STATED PROBLEM:
Images appear in the records below; leave them out and repeat everything else exactly.

INPUT MATERIAL:
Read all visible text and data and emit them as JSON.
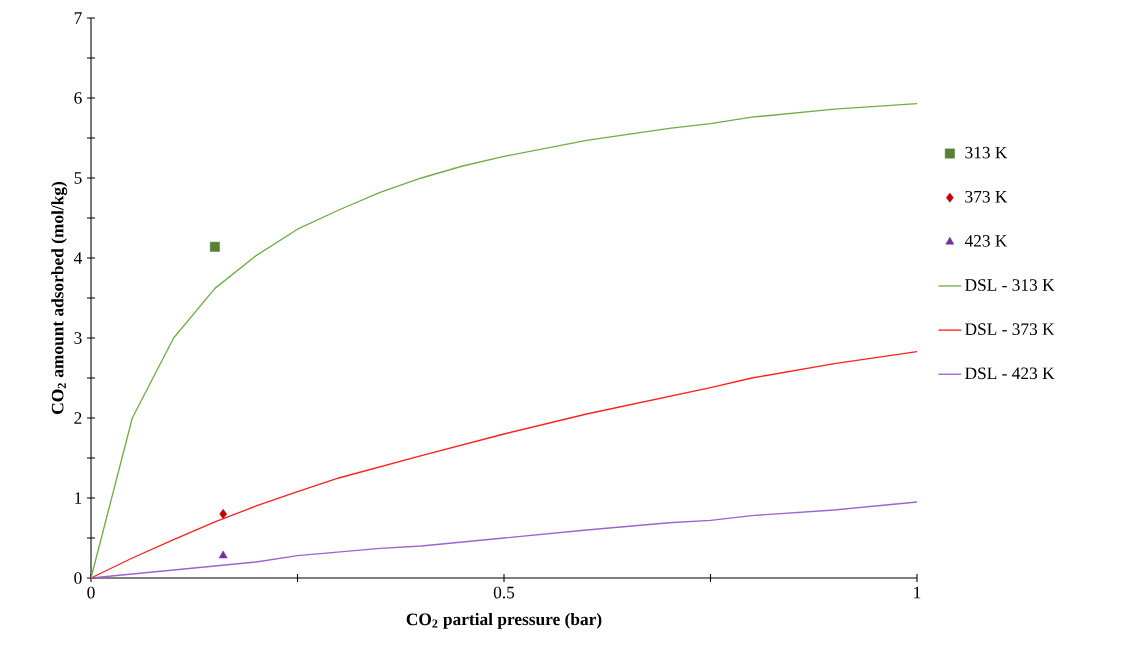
{
  "chart_data": {
    "type": "line",
    "xlabel": "CO$_{2}$ partial pressure (bar)",
    "ylabel": "CO$_{2}$ amount adsorbed (mol/kg)",
    "xlim": [
      0,
      1
    ],
    "ylim": [
      0,
      7
    ],
    "xticks": [
      0,
      {
        "value": 0.25,
        "label": null
      },
      0.5,
      {
        "value": 0.75,
        "label": null
      },
      1
    ],
    "yticks": [
      0,
      {
        "value": 0.5,
        "label": null
      },
      1,
      {
        "value": 1.5,
        "label": null
      },
      2,
      {
        "value": 2.5,
        "label": null
      },
      3,
      {
        "value": 3.5,
        "label": null
      },
      4,
      {
        "value": 4.5,
        "label": null
      },
      5,
      {
        "value": 5.5,
        "label": null
      },
      6,
      {
        "value": 6.5,
        "label": null
      },
      7
    ],
    "grid": false,
    "legend": "right",
    "series": [
      {
        "name": "313 K",
        "type": "scatter",
        "marker": "square",
        "color": "#548235",
        "x": [
          0.15
        ],
        "values": [
          4.14
        ]
      },
      {
        "name": "373 K",
        "type": "scatter",
        "marker": "diamond",
        "color": "#c00000",
        "x": [
          0.16
        ],
        "values": [
          0.8
        ]
      },
      {
        "name": "423 K",
        "type": "scatter",
        "marker": "triangle",
        "color": "#7030a0",
        "x": [
          0.16
        ],
        "values": [
          0.28
        ]
      },
      {
        "name": "DSL - 313 K",
        "marker": "none",
        "color": "#70ad47",
        "x": [
          0,
          0.05,
          0.1,
          0.15,
          0.2,
          0.25,
          0.3,
          0.35,
          0.4,
          0.45,
          0.5,
          0.6,
          0.7,
          0.75,
          0.8,
          0.9,
          1
        ],
        "values": [
          0,
          2.0,
          3.0,
          3.62,
          4.03,
          4.36,
          4.6,
          4.82,
          5.0,
          5.15,
          5.27,
          5.47,
          5.62,
          5.68,
          5.76,
          5.86,
          5.93
        ]
      },
      {
        "name": "DSL - 373 K",
        "marker": "none",
        "color": "#ff2020",
        "x": [
          0,
          0.05,
          0.1,
          0.15,
          0.2,
          0.25,
          0.3,
          0.4,
          0.5,
          0.6,
          0.75,
          0.8,
          0.9,
          1
        ],
        "values": [
          0,
          0.25,
          0.48,
          0.7,
          0.9,
          1.08,
          1.25,
          1.53,
          1.8,
          2.05,
          2.38,
          2.5,
          2.68,
          2.83
        ]
      },
      {
        "name": "DSL - 423 K",
        "marker": "none",
        "color": "#9966cc",
        "x": [
          0,
          0.05,
          0.1,
          0.15,
          0.2,
          0.25,
          0.35,
          0.4,
          0.5,
          0.6,
          0.7,
          0.75,
          0.8,
          0.9,
          1
        ],
        "values": [
          0,
          0.05,
          0.1,
          0.15,
          0.2,
          0.28,
          0.37,
          0.4,
          0.5,
          0.6,
          0.69,
          0.72,
          0.78,
          0.85,
          0.95
        ]
      }
    ]
  }
}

WRITTEN ANSWER:
Read all visible text and data and emit them as JSON.
{
  "chart_data": {
    "type": "line",
    "xlabel": "CO$_{2}$ partial pressure (bar)",
    "ylabel": "CO$_{2}$ amount adsorbed (mol/kg)",
    "xlim": [
      0,
      1
    ],
    "ylim": [
      0,
      7
    ],
    "xticks": [
      0,
      {
        "value": 0.25,
        "label": null
      },
      0.5,
      {
        "value": 0.75,
        "label": null
      },
      1
    ],
    "yticks": [
      0,
      {
        "value": 0.5,
        "label": null
      },
      1,
      {
        "value": 1.5,
        "label": null
      },
      2,
      {
        "value": 2.5,
        "label": null
      },
      3,
      {
        "value": 3.5,
        "label": null
      },
      4,
      {
        "value": 4.5,
        "label": null
      },
      5,
      {
        "value": 5.5,
        "label": null
      },
      6,
      {
        "value": 6.5,
        "label": null
      },
      7
    ],
    "grid": false,
    "legend": "right",
    "series": [
      {
        "name": "313 K",
        "type": "scatter",
        "marker": "square",
        "color": "#548235",
        "x": [
          0.15
        ],
        "values": [
          4.14
        ]
      },
      {
        "name": "373 K",
        "type": "scatter",
        "marker": "diamond",
        "color": "#c00000",
        "x": [
          0.16
        ],
        "values": [
          0.8
        ]
      },
      {
        "name": "423 K",
        "type": "scatter",
        "marker": "triangle",
        "color": "#7030a0",
        "x": [
          0.16
        ],
        "values": [
          0.28
        ]
      },
      {
        "name": "DSL - 313 K",
        "marker": "none",
        "color": "#70ad47",
        "x": [
          0,
          0.05,
          0.1,
          0.15,
          0.2,
          0.25,
          0.3,
          0.35,
          0.4,
          0.45,
          0.5,
          0.6,
          0.7,
          0.75,
          0.8,
          0.9,
          1
        ],
        "values": [
          0,
          2.0,
          3.0,
          3.62,
          4.03,
          4.36,
          4.6,
          4.82,
          5.0,
          5.15,
          5.27,
          5.47,
          5.62,
          5.68,
          5.76,
          5.86,
          5.93
        ]
      },
      {
        "name": "DSL - 373 K",
        "marker": "none",
        "color": "#ff2020",
        "x": [
          0,
          0.05,
          0.1,
          0.15,
          0.2,
          0.25,
          0.3,
          0.4,
          0.5,
          0.6,
          0.75,
          0.8,
          0.9,
          1
        ],
        "values": [
          0,
          0.25,
          0.48,
          0.7,
          0.9,
          1.08,
          1.25,
          1.53,
          1.8,
          2.05,
          2.38,
          2.5,
          2.68,
          2.83
        ]
      },
      {
        "name": "DSL - 423 K",
        "marker": "none",
        "color": "#9966cc",
        "x": [
          0,
          0.05,
          0.1,
          0.15,
          0.2,
          0.25,
          0.35,
          0.4,
          0.5,
          0.6,
          0.7,
          0.75,
          0.8,
          0.9,
          1
        ],
        "values": [
          0,
          0.05,
          0.1,
          0.15,
          0.2,
          0.28,
          0.37,
          0.4,
          0.5,
          0.6,
          0.69,
          0.72,
          0.78,
          0.85,
          0.95
        ]
      }
    ]
  }
}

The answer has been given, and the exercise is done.